# Direction:
List each line of the data below that contains the string "Remix". Case counts.

Stored dataset items:
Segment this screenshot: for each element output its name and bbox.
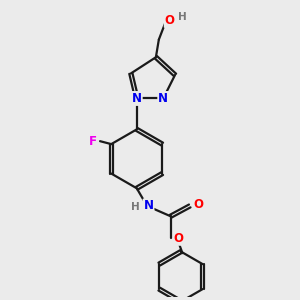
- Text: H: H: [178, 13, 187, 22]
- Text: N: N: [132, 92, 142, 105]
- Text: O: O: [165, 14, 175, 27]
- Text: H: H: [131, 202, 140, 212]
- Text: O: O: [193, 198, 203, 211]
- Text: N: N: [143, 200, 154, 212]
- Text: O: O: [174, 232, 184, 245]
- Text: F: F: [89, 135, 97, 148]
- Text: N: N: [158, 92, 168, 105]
---
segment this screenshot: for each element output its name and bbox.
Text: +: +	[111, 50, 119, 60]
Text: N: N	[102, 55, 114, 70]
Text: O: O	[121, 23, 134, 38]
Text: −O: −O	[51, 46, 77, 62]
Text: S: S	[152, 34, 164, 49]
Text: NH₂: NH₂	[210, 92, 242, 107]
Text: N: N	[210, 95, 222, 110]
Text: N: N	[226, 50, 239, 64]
==
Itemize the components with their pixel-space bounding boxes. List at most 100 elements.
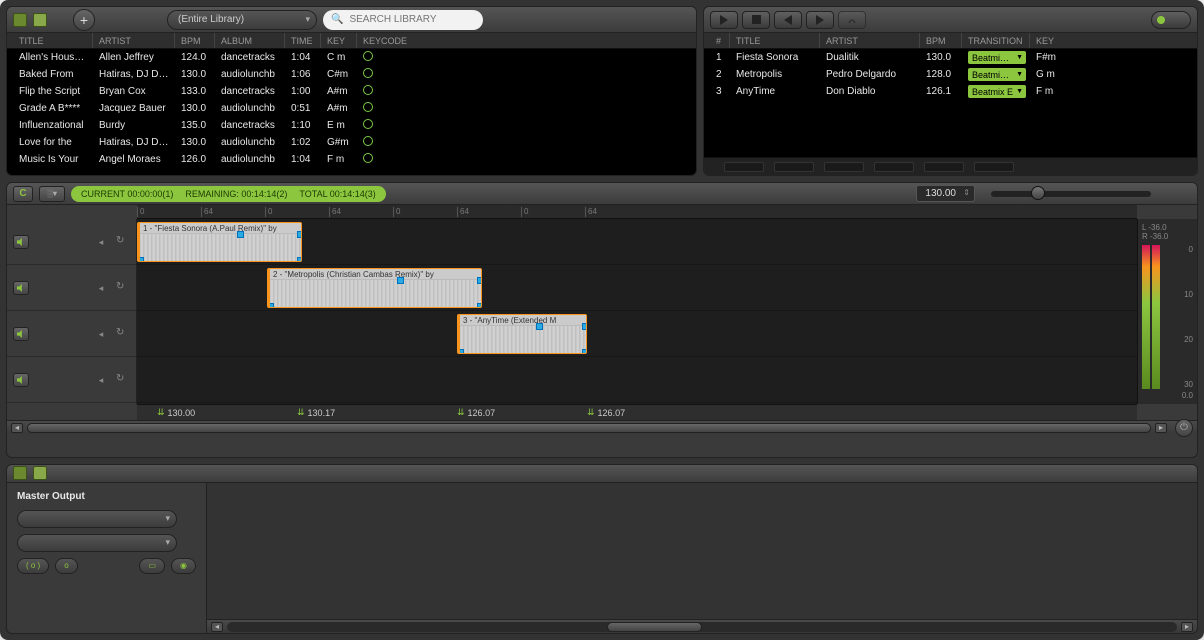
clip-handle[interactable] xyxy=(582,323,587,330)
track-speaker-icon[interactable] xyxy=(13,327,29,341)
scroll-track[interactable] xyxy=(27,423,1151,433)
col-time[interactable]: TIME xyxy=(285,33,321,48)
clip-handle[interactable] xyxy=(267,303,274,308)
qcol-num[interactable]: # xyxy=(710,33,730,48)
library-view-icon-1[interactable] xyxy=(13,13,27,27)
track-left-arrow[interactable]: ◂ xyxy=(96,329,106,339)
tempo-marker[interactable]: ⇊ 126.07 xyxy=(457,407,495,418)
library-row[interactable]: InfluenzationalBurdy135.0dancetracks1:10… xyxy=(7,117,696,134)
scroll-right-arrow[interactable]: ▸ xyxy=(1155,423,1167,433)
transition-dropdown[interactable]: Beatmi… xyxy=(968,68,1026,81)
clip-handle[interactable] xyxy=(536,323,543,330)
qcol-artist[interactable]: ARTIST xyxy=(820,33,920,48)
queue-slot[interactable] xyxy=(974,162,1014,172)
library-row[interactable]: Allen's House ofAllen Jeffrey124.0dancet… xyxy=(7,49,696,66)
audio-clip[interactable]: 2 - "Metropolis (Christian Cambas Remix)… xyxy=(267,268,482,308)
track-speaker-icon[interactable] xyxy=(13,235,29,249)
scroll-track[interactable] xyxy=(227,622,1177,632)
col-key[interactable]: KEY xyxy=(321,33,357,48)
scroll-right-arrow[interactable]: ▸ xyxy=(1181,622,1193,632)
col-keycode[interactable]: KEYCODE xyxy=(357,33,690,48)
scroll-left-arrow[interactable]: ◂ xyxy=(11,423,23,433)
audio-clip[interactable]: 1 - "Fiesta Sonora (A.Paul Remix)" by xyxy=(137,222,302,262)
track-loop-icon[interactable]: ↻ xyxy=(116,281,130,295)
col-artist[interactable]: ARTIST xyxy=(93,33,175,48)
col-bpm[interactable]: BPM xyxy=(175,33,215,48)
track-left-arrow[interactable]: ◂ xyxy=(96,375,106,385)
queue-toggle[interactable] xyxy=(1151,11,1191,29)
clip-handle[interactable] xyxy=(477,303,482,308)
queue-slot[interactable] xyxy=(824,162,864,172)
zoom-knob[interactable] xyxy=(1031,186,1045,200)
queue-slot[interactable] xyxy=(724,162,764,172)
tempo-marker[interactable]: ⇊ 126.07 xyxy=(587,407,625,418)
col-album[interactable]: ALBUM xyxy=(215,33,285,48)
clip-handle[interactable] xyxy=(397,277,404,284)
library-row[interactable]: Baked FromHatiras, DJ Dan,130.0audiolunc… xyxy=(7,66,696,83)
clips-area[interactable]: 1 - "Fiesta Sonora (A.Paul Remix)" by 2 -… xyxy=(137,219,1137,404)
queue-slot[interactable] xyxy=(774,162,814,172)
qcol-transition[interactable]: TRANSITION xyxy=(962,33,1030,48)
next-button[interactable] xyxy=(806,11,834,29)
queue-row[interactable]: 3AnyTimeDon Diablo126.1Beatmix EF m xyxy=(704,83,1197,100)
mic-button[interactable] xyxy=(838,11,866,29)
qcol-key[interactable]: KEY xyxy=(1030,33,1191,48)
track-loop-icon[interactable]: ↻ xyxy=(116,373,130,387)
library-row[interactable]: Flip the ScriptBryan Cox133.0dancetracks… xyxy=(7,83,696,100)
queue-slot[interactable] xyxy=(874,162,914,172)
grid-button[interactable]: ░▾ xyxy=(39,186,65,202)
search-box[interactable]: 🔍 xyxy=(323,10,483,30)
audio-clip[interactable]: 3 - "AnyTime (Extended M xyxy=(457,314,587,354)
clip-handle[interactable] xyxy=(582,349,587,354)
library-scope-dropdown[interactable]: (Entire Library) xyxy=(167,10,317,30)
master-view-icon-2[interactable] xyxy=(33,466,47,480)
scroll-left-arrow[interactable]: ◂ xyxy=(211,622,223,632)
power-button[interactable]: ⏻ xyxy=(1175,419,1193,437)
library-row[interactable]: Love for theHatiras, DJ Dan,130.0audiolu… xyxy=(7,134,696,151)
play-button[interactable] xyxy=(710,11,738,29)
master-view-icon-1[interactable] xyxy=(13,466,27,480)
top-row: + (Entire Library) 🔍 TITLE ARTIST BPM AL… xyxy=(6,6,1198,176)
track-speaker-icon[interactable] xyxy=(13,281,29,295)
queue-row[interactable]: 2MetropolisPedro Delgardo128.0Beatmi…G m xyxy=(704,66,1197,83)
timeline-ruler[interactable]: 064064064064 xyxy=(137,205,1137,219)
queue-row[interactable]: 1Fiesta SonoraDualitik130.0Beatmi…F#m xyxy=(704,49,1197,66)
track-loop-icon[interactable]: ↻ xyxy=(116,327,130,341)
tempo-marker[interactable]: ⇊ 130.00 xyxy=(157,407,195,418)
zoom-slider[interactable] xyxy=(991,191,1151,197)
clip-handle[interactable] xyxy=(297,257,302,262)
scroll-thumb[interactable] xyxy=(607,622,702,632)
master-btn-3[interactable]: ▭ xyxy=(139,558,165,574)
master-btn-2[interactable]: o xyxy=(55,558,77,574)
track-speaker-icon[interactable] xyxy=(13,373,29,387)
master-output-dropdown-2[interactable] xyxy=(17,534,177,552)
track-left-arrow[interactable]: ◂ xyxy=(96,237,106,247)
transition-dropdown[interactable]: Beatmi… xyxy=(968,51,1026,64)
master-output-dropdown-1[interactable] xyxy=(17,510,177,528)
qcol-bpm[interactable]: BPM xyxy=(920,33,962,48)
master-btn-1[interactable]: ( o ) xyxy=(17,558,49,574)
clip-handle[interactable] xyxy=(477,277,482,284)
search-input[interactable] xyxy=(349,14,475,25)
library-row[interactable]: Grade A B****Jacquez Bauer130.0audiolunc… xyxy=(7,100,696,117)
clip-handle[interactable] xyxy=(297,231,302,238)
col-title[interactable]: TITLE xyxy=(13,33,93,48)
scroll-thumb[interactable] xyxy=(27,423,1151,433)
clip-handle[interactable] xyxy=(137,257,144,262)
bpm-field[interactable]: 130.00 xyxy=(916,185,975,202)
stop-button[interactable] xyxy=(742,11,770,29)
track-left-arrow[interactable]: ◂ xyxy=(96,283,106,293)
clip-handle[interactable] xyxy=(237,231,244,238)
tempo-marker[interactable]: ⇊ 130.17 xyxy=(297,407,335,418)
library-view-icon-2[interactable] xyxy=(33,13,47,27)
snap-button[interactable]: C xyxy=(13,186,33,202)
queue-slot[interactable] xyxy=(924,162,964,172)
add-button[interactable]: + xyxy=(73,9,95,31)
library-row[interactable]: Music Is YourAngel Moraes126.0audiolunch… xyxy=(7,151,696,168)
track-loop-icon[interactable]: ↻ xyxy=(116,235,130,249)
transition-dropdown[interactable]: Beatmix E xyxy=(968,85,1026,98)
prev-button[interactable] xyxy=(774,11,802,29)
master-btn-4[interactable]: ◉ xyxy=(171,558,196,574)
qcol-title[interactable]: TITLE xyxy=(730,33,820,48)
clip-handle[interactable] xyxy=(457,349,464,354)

# Result:
audio-clip[interactable]: 2 - "Metropolis (Christian Cambas Remix)… xyxy=(267,268,482,308)
audio-clip[interactable]: 1 - "Fiesta Sonora (A.Paul Remix)" by xyxy=(137,222,302,262)
clips-area[interactable]: 1 - "Fiesta Sonora (A.Paul Remix)" by 2 -… xyxy=(137,219,1137,404)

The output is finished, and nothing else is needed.